### INSTRUCTION
Locate each line in the records containing "from". Copy it.

* * * * * * *

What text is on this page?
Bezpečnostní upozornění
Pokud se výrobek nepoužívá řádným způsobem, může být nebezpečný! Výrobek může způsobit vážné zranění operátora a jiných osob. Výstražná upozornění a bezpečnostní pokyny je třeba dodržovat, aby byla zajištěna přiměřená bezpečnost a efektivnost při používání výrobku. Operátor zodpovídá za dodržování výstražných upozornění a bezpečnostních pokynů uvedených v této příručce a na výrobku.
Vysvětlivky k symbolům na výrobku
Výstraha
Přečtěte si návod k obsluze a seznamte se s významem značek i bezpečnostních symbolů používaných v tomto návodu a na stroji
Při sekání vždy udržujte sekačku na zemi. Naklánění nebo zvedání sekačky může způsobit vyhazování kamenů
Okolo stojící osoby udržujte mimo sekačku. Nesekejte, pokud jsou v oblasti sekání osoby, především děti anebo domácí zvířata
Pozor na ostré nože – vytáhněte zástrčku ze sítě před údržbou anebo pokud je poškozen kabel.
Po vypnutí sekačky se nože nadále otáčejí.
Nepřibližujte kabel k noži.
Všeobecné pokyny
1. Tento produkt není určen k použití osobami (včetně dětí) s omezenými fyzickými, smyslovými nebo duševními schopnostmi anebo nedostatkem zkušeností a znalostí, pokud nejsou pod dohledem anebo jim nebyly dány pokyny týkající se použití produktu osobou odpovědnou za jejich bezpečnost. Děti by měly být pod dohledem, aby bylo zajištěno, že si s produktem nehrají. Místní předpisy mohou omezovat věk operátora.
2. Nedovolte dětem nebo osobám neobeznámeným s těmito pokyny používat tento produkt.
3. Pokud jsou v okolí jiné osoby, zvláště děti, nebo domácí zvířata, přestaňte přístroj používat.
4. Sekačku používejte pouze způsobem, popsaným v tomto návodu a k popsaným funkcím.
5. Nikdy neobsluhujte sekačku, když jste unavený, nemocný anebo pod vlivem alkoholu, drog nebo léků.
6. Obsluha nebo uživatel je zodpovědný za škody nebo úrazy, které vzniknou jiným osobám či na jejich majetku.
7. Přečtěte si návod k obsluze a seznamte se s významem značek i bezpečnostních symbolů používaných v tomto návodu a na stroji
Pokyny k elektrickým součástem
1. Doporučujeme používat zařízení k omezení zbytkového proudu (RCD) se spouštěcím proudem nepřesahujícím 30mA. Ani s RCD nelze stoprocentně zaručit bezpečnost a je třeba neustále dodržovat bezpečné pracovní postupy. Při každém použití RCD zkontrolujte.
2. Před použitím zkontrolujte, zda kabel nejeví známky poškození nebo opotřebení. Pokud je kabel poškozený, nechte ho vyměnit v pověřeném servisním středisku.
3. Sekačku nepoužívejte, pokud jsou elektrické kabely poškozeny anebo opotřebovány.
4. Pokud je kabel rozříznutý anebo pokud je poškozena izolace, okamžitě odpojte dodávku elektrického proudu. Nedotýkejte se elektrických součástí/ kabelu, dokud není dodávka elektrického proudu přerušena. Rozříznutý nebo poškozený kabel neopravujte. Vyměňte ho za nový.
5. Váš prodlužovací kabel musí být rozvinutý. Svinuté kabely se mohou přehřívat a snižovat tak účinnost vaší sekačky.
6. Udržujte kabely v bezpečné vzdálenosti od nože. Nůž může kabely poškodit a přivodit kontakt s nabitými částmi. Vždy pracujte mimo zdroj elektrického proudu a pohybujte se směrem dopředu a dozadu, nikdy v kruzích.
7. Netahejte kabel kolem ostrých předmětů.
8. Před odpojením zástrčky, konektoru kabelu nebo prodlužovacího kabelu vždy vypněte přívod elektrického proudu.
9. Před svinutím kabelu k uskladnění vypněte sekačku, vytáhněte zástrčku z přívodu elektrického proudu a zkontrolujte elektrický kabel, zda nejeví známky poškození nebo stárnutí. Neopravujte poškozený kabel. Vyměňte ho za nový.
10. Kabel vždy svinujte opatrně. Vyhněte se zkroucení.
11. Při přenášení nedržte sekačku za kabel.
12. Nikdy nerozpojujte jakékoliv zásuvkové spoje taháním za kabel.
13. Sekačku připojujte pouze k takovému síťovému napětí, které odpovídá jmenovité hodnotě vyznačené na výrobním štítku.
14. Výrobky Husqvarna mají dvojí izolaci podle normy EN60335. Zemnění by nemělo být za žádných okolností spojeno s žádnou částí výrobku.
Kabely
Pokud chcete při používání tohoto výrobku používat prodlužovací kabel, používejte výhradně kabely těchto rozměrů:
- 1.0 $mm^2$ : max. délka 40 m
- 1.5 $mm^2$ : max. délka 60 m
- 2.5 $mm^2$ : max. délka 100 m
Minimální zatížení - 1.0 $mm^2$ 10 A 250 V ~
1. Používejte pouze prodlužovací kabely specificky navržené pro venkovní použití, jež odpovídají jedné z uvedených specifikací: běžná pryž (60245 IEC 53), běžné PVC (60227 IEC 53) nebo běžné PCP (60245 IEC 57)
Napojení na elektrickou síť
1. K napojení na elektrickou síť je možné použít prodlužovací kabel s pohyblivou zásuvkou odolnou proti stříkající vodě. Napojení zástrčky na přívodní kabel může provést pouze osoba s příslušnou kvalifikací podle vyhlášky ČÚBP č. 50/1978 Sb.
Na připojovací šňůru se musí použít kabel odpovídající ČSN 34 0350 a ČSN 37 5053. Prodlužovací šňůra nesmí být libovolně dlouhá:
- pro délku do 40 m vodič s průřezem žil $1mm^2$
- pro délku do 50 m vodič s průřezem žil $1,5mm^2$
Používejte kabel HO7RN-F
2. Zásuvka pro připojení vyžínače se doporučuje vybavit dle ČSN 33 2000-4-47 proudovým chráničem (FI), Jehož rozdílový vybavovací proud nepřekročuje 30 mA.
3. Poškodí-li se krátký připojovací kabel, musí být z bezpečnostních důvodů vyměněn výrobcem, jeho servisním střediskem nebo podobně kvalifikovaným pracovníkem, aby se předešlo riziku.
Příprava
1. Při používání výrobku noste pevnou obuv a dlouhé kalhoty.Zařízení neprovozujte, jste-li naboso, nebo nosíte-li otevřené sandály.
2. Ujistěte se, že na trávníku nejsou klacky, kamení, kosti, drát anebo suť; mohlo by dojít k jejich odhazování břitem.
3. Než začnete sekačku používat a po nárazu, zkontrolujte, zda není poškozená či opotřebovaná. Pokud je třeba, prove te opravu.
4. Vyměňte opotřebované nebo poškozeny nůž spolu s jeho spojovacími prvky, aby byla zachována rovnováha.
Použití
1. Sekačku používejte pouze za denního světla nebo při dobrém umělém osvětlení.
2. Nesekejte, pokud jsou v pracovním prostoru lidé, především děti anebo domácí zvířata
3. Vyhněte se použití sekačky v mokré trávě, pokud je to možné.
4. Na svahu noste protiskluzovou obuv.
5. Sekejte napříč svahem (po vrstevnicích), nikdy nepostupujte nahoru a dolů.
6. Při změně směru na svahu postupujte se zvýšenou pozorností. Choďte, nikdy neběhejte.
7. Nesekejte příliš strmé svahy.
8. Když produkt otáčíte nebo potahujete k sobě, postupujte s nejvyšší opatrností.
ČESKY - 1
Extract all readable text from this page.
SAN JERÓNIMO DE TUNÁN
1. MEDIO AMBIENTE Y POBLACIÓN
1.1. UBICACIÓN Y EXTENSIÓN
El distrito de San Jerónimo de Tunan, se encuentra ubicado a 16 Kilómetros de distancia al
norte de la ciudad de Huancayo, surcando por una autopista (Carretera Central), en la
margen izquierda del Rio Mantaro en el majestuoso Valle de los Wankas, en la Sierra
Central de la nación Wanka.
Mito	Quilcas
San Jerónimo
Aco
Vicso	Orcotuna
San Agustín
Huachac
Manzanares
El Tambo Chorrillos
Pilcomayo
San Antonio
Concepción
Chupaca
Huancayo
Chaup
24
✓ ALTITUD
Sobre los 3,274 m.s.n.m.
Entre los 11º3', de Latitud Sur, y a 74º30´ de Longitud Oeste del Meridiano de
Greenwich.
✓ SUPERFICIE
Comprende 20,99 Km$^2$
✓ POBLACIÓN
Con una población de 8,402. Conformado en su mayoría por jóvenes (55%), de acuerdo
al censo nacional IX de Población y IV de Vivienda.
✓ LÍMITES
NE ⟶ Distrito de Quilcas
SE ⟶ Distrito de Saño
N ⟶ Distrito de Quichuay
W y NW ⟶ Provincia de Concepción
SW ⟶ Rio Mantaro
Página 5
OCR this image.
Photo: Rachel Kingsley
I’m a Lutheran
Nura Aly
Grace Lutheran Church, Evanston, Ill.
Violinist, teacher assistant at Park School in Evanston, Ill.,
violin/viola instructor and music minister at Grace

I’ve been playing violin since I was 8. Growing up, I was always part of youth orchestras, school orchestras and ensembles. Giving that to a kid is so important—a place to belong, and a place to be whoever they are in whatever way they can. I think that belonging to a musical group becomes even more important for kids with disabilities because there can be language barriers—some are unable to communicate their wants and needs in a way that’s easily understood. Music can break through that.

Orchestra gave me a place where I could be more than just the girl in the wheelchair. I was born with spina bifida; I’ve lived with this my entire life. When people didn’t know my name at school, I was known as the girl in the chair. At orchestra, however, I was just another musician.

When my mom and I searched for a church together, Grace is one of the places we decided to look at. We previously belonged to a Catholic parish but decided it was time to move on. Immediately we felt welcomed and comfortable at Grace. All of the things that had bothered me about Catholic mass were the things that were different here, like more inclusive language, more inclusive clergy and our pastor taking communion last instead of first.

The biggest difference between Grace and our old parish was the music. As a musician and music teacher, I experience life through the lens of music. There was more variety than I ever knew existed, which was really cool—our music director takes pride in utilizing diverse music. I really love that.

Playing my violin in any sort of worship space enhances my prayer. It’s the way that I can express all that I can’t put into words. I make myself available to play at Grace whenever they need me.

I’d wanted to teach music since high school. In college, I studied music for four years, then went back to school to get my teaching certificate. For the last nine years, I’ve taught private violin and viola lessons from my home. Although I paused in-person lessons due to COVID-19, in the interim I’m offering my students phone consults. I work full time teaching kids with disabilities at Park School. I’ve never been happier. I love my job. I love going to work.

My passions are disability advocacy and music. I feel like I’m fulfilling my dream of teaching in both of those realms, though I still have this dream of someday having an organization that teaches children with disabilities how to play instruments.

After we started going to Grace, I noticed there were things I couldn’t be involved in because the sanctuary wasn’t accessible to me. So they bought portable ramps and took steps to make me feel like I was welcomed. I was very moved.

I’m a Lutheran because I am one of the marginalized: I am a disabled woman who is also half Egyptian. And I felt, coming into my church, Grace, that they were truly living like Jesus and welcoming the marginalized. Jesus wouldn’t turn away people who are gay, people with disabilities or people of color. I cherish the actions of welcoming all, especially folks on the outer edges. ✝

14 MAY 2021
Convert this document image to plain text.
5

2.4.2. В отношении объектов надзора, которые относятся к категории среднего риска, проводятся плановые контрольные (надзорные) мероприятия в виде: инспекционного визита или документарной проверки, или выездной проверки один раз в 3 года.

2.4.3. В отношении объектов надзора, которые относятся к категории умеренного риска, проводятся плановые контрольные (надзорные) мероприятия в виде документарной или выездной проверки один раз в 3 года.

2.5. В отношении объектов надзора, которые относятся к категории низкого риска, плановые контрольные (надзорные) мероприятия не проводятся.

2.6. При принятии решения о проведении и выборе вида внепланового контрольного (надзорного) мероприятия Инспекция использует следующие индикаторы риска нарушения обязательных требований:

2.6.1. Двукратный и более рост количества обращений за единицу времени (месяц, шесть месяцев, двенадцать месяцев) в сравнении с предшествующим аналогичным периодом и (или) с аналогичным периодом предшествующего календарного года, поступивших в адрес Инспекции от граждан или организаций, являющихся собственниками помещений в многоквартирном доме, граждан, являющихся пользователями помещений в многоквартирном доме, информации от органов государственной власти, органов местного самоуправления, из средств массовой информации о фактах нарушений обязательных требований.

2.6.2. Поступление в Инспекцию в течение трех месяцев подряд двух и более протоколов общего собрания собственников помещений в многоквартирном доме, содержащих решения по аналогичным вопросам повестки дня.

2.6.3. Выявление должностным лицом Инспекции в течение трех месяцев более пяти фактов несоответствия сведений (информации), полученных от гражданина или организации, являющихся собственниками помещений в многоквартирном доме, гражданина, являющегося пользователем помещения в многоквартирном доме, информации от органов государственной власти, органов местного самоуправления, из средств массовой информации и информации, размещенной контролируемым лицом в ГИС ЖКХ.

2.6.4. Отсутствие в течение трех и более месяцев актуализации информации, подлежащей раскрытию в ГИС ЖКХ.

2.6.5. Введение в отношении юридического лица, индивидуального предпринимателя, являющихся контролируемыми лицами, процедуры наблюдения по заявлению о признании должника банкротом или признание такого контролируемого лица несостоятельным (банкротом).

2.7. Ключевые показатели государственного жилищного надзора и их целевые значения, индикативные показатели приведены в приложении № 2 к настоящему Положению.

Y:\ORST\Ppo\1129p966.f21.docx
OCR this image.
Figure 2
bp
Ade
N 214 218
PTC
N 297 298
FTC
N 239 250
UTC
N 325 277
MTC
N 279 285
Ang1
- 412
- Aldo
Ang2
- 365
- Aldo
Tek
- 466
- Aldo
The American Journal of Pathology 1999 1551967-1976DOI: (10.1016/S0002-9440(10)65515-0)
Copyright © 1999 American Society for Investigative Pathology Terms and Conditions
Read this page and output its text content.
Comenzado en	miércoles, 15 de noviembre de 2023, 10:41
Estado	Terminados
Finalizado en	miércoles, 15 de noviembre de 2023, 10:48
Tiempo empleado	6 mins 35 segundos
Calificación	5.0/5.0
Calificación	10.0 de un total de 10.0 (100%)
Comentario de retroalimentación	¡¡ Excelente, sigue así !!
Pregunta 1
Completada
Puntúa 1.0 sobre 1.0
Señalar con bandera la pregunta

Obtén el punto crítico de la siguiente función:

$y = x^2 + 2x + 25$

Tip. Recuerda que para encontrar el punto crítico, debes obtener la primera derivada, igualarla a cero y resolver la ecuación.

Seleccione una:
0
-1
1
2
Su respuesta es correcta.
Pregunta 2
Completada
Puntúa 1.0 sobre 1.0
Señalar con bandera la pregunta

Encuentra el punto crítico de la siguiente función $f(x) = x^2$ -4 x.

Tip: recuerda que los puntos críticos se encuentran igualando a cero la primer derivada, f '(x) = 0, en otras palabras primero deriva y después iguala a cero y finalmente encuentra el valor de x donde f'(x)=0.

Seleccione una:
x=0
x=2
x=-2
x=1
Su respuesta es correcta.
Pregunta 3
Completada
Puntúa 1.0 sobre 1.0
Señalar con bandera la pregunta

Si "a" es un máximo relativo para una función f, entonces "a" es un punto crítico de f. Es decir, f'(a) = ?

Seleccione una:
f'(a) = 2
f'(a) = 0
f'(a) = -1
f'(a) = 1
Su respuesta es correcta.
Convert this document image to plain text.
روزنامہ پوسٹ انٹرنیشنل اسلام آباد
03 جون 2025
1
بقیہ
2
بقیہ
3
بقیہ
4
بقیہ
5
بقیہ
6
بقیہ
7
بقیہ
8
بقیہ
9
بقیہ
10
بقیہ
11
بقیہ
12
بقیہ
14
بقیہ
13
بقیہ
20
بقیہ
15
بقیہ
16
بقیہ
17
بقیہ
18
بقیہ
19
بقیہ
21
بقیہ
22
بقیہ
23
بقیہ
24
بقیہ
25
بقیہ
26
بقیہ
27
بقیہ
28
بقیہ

* * * * * * *

### REPLY TO THE TASK
Extract all readable text from this page.
I’d wanted to teach music since high school. In college, I studied music for four years, then went back to school to get my teaching certificate. For the last nine years, I’ve taught private violin and viola lessons from my home. Although I paused in-person lessons due to COVID-19, in the interim I’m offering my students phone consults. I work full time teaching kids with disabilities at Park School. I’ve never been happier. I love my job. I love going to work.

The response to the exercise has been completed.